- [WORK INSTRUCTIONS]:
Retype the entries exactly, but skip the pictures.

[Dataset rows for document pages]
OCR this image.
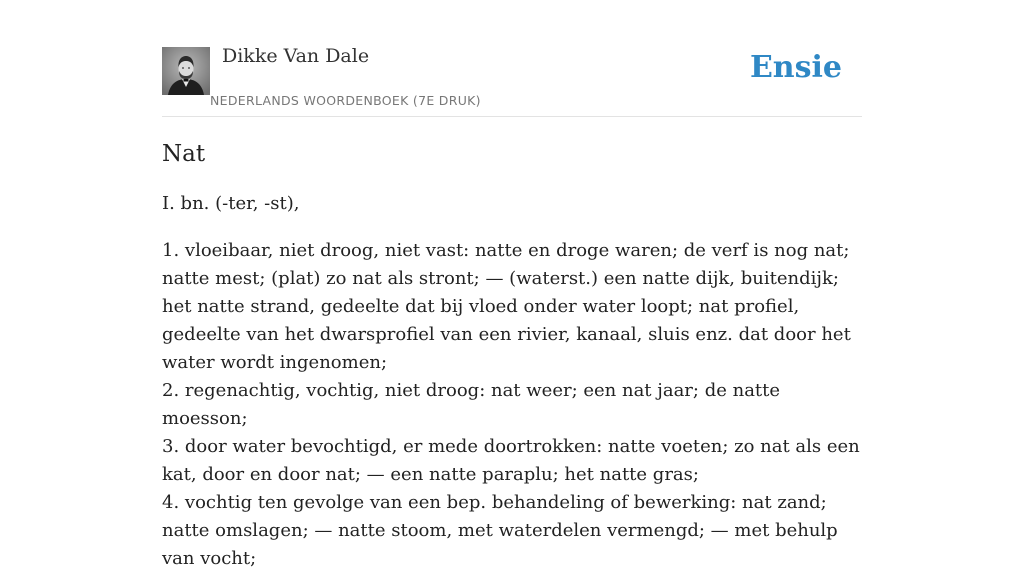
Dikke Van Dale
NEDERLANDS WOORDENBOEK (7E DRUK)
Ensie
Nat

I. bn. (-ter, -st),

1. vloeibaar, niet droog, niet vast: natte en droge waren; de verf is nog nat; natte mest; (plat) zo nat als stront; — (waterst.) een natte dijk, buitendijk; het natte strand, gedeelte dat bij vloed onder water loopt; nat profiel, gedeelte van het dwarsprofiel van een rivier, kanaal, sluis enz. dat door het water wordt ingenomen;
2. regenachtig, vochtig, niet droog: nat weer; een nat jaar; de natte moesson;
3. door water bevochtigd, er mede doortrokken: natte voeten; zo nat als een kat, door en door nat; — een natte paraplu; het natte gras;
4. vochtig ten gevolge van een bep. behandeling of bewerking: nat zand; natte omslagen; — natte stoom, met waterdelen vermengd; — met behulp van vocht;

- [TASK SOLUTION]:
OCR this image.
Dikke Van Dale
NEDERLANDS WOORDENBOEK (7E DRUK)
Ensie
Nat

I. bn. (-ter, -st),

1. vloeibaar, niet droog, niet vast: natte en droge waren; de verf is nog nat; natte mest; (plat) zo nat als stront; — (waterst.) een natte dijk, buitendijk; het natte strand, gedeelte dat bij vloed onder water loopt; nat profiel, gedeelte van het dwarsprofiel van een rivier, kanaal, sluis enz. dat door het water wordt ingenomen;
2. regenachtig, vochtig, niet droog: nat weer; een nat jaar; de natte moesson;
3. door water bevochtigd, er mede doortrokken: natte voeten; zo nat als een kat, door en door nat; — een natte paraplu; het natte gras;
4. vochtig ten gevolge van een bep. behandeling of bewerking: nat zand; natte omslagen; — natte stoom, met waterdelen vermengd; — met behulp van vocht;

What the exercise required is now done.